(Saved data entries)
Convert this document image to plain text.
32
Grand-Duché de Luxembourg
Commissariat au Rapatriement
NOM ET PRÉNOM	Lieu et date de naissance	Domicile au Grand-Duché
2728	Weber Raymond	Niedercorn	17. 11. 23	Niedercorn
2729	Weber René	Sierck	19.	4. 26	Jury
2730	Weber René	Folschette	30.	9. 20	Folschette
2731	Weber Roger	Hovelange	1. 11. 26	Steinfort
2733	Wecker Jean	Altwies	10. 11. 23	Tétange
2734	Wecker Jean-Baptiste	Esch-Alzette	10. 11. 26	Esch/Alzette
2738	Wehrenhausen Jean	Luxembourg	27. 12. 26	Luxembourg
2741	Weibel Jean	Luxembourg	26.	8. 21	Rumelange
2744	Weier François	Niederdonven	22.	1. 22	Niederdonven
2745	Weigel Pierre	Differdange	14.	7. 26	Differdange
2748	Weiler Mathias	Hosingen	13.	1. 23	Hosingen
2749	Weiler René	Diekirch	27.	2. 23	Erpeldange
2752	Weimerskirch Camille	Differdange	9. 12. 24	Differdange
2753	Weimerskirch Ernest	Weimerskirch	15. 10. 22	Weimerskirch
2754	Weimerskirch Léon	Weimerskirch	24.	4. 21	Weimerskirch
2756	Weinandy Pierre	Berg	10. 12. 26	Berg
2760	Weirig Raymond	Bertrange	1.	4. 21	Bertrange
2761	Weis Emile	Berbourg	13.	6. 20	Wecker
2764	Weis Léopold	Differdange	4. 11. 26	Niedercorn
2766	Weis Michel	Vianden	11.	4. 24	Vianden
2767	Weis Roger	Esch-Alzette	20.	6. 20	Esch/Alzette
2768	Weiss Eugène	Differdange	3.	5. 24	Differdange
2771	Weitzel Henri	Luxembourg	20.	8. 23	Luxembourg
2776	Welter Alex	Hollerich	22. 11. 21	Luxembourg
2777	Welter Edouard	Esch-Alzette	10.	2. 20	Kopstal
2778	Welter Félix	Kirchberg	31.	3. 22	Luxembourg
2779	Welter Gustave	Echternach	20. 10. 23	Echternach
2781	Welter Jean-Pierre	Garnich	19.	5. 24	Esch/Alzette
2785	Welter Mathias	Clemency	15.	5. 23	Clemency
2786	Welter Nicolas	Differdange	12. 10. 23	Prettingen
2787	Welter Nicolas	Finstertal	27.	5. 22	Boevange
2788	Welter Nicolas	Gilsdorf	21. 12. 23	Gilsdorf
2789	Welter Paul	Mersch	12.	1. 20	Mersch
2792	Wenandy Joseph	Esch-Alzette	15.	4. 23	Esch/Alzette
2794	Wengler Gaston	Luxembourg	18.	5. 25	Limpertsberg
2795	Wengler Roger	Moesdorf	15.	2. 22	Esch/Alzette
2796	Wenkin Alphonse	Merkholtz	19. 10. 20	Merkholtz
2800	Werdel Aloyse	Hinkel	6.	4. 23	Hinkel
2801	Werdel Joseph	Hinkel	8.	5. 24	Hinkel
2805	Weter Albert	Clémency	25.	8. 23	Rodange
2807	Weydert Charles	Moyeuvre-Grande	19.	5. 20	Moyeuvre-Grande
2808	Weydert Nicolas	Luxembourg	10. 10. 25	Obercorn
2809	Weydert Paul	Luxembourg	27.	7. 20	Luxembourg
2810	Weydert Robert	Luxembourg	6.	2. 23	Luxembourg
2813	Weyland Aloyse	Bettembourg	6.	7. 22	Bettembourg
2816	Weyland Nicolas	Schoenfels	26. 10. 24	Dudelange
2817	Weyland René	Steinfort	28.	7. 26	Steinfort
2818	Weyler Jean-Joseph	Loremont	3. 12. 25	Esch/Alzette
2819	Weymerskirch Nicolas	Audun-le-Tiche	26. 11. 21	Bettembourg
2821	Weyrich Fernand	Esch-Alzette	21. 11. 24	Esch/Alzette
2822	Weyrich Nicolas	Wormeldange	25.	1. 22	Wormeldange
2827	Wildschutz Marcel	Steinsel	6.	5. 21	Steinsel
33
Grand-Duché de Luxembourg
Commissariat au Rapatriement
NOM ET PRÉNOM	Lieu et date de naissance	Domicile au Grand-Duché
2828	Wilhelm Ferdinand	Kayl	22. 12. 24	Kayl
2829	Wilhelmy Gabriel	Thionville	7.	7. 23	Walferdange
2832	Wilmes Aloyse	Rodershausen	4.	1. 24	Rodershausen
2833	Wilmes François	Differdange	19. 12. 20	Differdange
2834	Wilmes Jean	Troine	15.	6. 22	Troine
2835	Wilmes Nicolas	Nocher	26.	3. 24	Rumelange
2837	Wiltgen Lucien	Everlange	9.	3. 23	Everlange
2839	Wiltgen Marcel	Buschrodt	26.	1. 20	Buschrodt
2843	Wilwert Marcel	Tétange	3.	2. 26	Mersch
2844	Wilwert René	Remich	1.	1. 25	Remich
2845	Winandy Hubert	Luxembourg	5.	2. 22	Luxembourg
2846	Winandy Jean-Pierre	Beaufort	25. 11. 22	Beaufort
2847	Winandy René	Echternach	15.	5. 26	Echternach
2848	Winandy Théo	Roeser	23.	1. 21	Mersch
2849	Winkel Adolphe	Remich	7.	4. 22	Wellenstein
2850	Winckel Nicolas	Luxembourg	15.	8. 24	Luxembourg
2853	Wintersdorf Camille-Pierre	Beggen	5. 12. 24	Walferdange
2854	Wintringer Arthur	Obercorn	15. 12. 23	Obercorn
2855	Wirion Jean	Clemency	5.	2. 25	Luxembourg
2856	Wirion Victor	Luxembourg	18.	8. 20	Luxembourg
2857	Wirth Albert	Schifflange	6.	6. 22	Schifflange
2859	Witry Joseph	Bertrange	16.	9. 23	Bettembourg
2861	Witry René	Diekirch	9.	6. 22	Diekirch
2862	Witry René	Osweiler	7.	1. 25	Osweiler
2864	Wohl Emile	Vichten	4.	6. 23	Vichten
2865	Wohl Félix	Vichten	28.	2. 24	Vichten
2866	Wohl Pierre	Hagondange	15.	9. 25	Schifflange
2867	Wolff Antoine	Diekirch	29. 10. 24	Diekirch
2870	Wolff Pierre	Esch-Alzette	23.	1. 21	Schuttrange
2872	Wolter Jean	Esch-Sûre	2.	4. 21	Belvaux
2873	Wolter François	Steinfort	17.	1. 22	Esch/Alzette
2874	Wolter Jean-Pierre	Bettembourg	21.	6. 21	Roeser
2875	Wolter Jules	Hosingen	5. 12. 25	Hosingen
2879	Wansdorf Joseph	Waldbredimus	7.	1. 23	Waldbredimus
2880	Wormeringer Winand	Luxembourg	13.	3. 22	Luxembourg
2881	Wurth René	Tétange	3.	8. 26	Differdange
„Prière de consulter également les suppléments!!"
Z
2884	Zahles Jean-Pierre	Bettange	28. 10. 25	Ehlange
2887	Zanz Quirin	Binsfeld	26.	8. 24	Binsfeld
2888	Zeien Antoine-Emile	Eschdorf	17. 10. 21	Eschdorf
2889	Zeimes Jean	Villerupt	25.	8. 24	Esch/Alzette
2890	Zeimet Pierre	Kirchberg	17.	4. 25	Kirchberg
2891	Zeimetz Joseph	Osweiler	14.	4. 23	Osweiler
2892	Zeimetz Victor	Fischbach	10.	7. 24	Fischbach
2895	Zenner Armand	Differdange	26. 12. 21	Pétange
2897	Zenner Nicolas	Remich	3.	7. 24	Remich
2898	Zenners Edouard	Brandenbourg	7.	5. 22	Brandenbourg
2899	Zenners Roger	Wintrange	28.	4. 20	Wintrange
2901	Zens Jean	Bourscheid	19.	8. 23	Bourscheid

WHAT THIS TASK INVOLVES: The records above should be duplicated in full, exactly as given.

COMPLETED TASK:
Convert this document image to plain text.
32
Grand-Duché de Luxembourg
Commissariat au Rapatriement
NOM ET PRÉNOM	Lieu et date de naissance	Domicile au Grand-Duché
2728	Weber Raymond	Niedercorn	17. 11. 23	Niedercorn
2729	Weber René	Sierck	19.	4. 26	Jury
2730	Weber René	Folschette	30.	9. 20	Folschette
2731	Weber Roger	Hovelange	1. 11. 26	Steinfort
2733	Wecker Jean	Altwies	10. 11. 23	Tétange
2734	Wecker Jean-Baptiste	Esch-Alzette	10. 11. 26	Esch/Alzette
2738	Wehrenhausen Jean	Luxembourg	27. 12. 26	Luxembourg
2741	Weibel Jean	Luxembourg	26.	8. 21	Rumelange
2744	Weier François	Niederdonven	22.	1. 22	Niederdonven
2745	Weigel Pierre	Differdange	14.	7. 26	Differdange
2748	Weiler Mathias	Hosingen	13.	1. 23	Hosingen
2749	Weiler René	Diekirch	27.	2. 23	Erpeldange
2752	Weimerskirch Camille	Differdange	9. 12. 24	Differdange
2753	Weimerskirch Ernest	Weimerskirch	15. 10. 22	Weimerskirch
2754	Weimerskirch Léon	Weimerskirch	24.	4. 21	Weimerskirch
2756	Weinandy Pierre	Berg	10. 12. 26	Berg
2760	Weirig Raymond	Bertrange	1.	4. 21	Bertrange
2761	Weis Emile	Berbourg	13.	6. 20	Wecker
2764	Weis Léopold	Differdange	4. 11. 26	Niedercorn
2766	Weis Michel	Vianden	11.	4. 24	Vianden
2767	Weis Roger	Esch-Alzette	20.	6. 20	Esch/Alzette
2768	Weiss Eugène	Differdange	3.	5. 24	Differdange
2771	Weitzel Henri	Luxembourg	20.	8. 23	Luxembourg
2776	Welter Alex	Hollerich	22. 11. 21	Luxembourg
2777	Welter Edouard	Esch-Alzette	10.	2. 20	Kopstal
2778	Welter Félix	Kirchberg	31.	3. 22	Luxembourg
2779	Welter Gustave	Echternach	20. 10. 23	Echternach
2781	Welter Jean-Pierre	Garnich	19.	5. 24	Esch/Alzette
2785	Welter Mathias	Clemency	15.	5. 23	Clemency
2786	Welter Nicolas	Differdange	12. 10. 23	Prettingen
2787	Welter Nicolas	Finstertal	27.	5. 22	Boevange
2788	Welter Nicolas	Gilsdorf	21. 12. 23	Gilsdorf
2789	Welter Paul	Mersch	12.	1. 20	Mersch
2792	Wenandy Joseph	Esch-Alzette	15.	4. 23	Esch/Alzette
2794	Wengler Gaston	Luxembourg	18.	5. 25	Limpertsberg
2795	Wengler Roger	Moesdorf	15.	2. 22	Esch/Alzette
2796	Wenkin Alphonse	Merkholtz	19. 10. 20	Merkholtz
2800	Werdel Aloyse	Hinkel	6.	4. 23	Hinkel
2801	Werdel Joseph	Hinkel	8.	5. 24	Hinkel
2805	Weter Albert	Clémency	25.	8. 23	Rodange
2807	Weydert Charles	Moyeuvre-Grande	19.	5. 20	Moyeuvre-Grande
2808	Weydert Nicolas	Luxembourg	10. 10. 25	Obercorn
2809	Weydert Paul	Luxembourg	27.	7. 20	Luxembourg
2810	Weydert Robert	Luxembourg	6.	2. 23	Luxembourg
2813	Weyland Aloyse	Bettembourg	6.	7. 22	Bettembourg
2816	Weyland Nicolas	Schoenfels	26. 10. 24	Dudelange
2817	Weyland René	Steinfort	28.	7. 26	Steinfort
2818	Weyler Jean-Joseph	Loremont	3. 12. 25	Esch/Alzette
2819	Weymerskirch Nicolas	Audun-le-Tiche	26. 11. 21	Bettembourg
2821	Weyrich Fernand	Esch-Alzette	21. 11. 24	Esch/Alzette
2822	Weyrich Nicolas	Wormeldange	25.	1. 22	Wormeldange
2827	Wildschutz Marcel	Steinsel	6.	5. 21	Steinsel
33
Grand-Duché de Luxembourg
Commissariat au Rapatriement
NOM ET PRÉNOM	Lieu et date de naissance	Domicile au Grand-Duché
2828	Wilhelm Ferdinand	Kayl	22. 12. 24	Kayl
2829	Wilhelmy Gabriel	Thionville	7.	7. 23	Walferdange
2832	Wilmes Aloyse	Rodershausen	4.	1. 24	Rodershausen
2833	Wilmes François	Differdange	19. 12. 20	Differdange
2834	Wilmes Jean	Troine	15.	6. 22	Troine
2835	Wilmes Nicolas	Nocher	26.	3. 24	Rumelange
2837	Wiltgen Lucien	Everlange	9.	3. 23	Everlange
2839	Wiltgen Marcel	Buschrodt	26.	1. 20	Buschrodt
2843	Wilwert Marcel	Tétange	3.	2. 26	Mersch
2844	Wilwert René	Remich	1.	1. 25	Remich
2845	Winandy Hubert	Luxembourg	5.	2. 22	Luxembourg
2846	Winandy Jean-Pierre	Beaufort	25. 11. 22	Beaufort
2847	Winandy René	Echternach	15.	5. 26	Echternach
2848	Winandy Théo	Roeser	23.	1. 21	Mersch
2849	Winkel Adolphe	Remich	7.	4. 22	Wellenstein
2850	Winckel Nicolas	Luxembourg	15.	8. 24	Luxembourg
2853	Wintersdorf Camille-Pierre	Beggen	5. 12. 24	Walferdange
2854	Wintringer Arthur	Obercorn	15. 12. 23	Obercorn
2855	Wirion Jean	Clemency	5.	2. 25	Luxembourg
2856	Wirion Victor	Luxembourg	18.	8. 20	Luxembourg
2857	Wirth Albert	Schifflange	6.	6. 22	Schifflange
2859	Witry Joseph	Bertrange	16.	9. 23	Bettembourg
2861	Witry René	Diekirch	9.	6. 22	Diekirch
2862	Witry René	Osweiler	7.	1. 25	Osweiler
2864	Wohl Emile	Vichten	4.	6. 23	Vichten
2865	Wohl Félix	Vichten	28.	2. 24	Vichten
2866	Wohl Pierre	Hagondange	15.	9. 25	Schifflange
2867	Wolff Antoine	Diekirch	29. 10. 24	Diekirch
2870	Wolff Pierre	Esch-Alzette	23.	1. 21	Schuttrange
2872	Wolter Jean	Esch-Sûre	2.	4. 21	Belvaux
2873	Wolter François	Steinfort	17.	1. 22	Esch/Alzette
2874	Wolter Jean-Pierre	Bettembourg	21.	6. 21	Roeser
2875	Wolter Jules	Hosingen	5. 12. 25	Hosingen
2879	Wansdorf Joseph	Waldbredimus	7.	1. 23	Waldbredimus
2880	Wormeringer Winand	Luxembourg	13.	3. 22	Luxembourg
2881	Wurth René	Tétange	3.	8. 26	Differdange
„Prière de consulter également les suppléments!!"
Z
2884	Zahles Jean-Pierre	Bettange	28. 10. 25	Ehlange
2887	Zanz Quirin	Binsfeld	26.	8. 24	Binsfeld
2888	Zeien Antoine-Emile	Eschdorf	17. 10. 21	Eschdorf
2889	Zeimes Jean	Villerupt	25.	8. 24	Esch/Alzette
2890	Zeimet Pierre	Kirchberg	17.	4. 25	Kirchberg
2891	Zeimetz Joseph	Osweiler	14.	4. 23	Osweiler
2892	Zeimetz Victor	Fischbach	10.	7. 24	Fischbach
2895	Zenner Armand	Differdange	26. 12. 21	Pétange
2897	Zenner Nicolas	Remich	3.	7. 24	Remich
2898	Zenners Edouard	Brandenbourg	7.	5. 22	Brandenbourg
2899	Zenners Roger	Wintrange	28.	4. 20	Wintrange
2901	Zens Jean	Bourscheid	19.	8. 23	Bourscheid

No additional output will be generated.